**Goal of the exercise**
For this exercise, copy out each line of the material below that includes "count".

--- start of Material provided ---

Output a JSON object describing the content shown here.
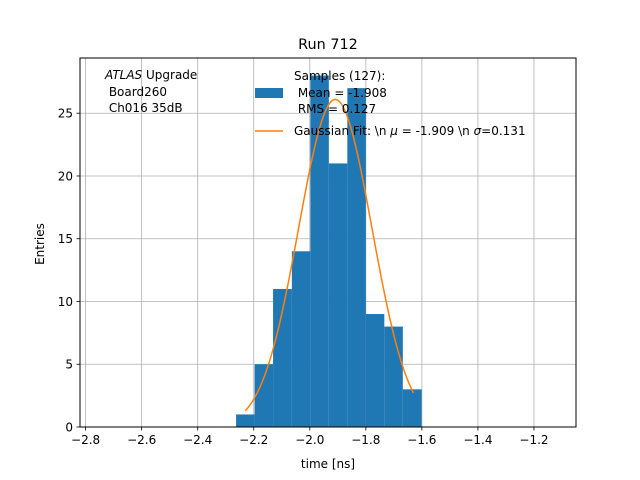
{
  "chart_data": {
    "type": "bar",
    "title": "Run 712",
    "xlabel": "time [ns]",
    "ylabel": "Entries",
    "xlim": [
      -2.82,
      -1.05
    ],
    "ylim": [
      0,
      29.4
    ],
    "grid": true,
    "xticks": [
      -2.8,
      -2.6,
      -2.4,
      -2.2,
      -2.0,
      -1.8,
      -1.6,
      -1.4,
      -1.2
    ],
    "xtick_labels": [
      "−2.8",
      "−2.6",
      "−2.4",
      "−2.2",
      "−2.0",
      "−1.8",
      "−1.6",
      "−1.4",
      "−1.2"
    ],
    "yticks": [
      0,
      5,
      10,
      15,
      20,
      25
    ],
    "ytick_labels": [
      "0",
      "5",
      "10",
      "15",
      "20",
      "25"
    ],
    "annotation": {
      "line1_italic": "ATLAS",
      "line1_rest": " Upgrade",
      "line2": " Board260",
      "line3": " Ch016 35dB"
    },
    "histogram": {
      "name_lines": [
        "Samples (127):",
        " Mean = -1.908",
        " RMS = 0.127"
      ],
      "color": "#1f77b4",
      "bins": [
        {
          "x0": -2.263,
          "x1": -2.197,
          "count": 1
        },
        {
          "x0": -2.197,
          "x1": -2.131,
          "count": 5
        },
        {
          "x0": -2.131,
          "x1": -2.064,
          "count": 11
        },
        {
          "x0": -2.064,
          "x1": -1.998,
          "count": 14
        },
        {
          "x0": -1.998,
          "x1": -1.932,
          "count": 28
        },
        {
          "x0": -1.932,
          "x1": -1.866,
          "count": 21
        },
        {
          "x0": -1.866,
          "x1": -1.8,
          "count": 27
        },
        {
          "x0": -1.8,
          "x1": -1.734,
          "count": 9
        },
        {
          "x0": -1.734,
          "x1": -1.668,
          "count": 8
        },
        {
          "x0": -1.668,
          "x1": -1.601,
          "count": 3
        }
      ]
    },
    "fit": {
      "name_prefix": "Gaussian Fit: \\n ",
      "mu_symbol": "μ",
      "mu_part": " = -1.909 \\n ",
      "sigma_symbol": "σ",
      "sigma_part": "=0.131",
      "color": "#ff7f0e",
      "mu": -1.909,
      "sigma": 0.131,
      "amplitude": 26.1,
      "x_range": [
        -2.23,
        -1.63
      ]
    },
    "legend_position": "upper center"
  }
}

--- end of Material provided ---

**Written response**
          "count": 1
          "count": 5
          "count": 11
          "count": 14
          "count": 28
          "count": 21
          "count": 27
          "count": 9
          "count": 8
          "count": 3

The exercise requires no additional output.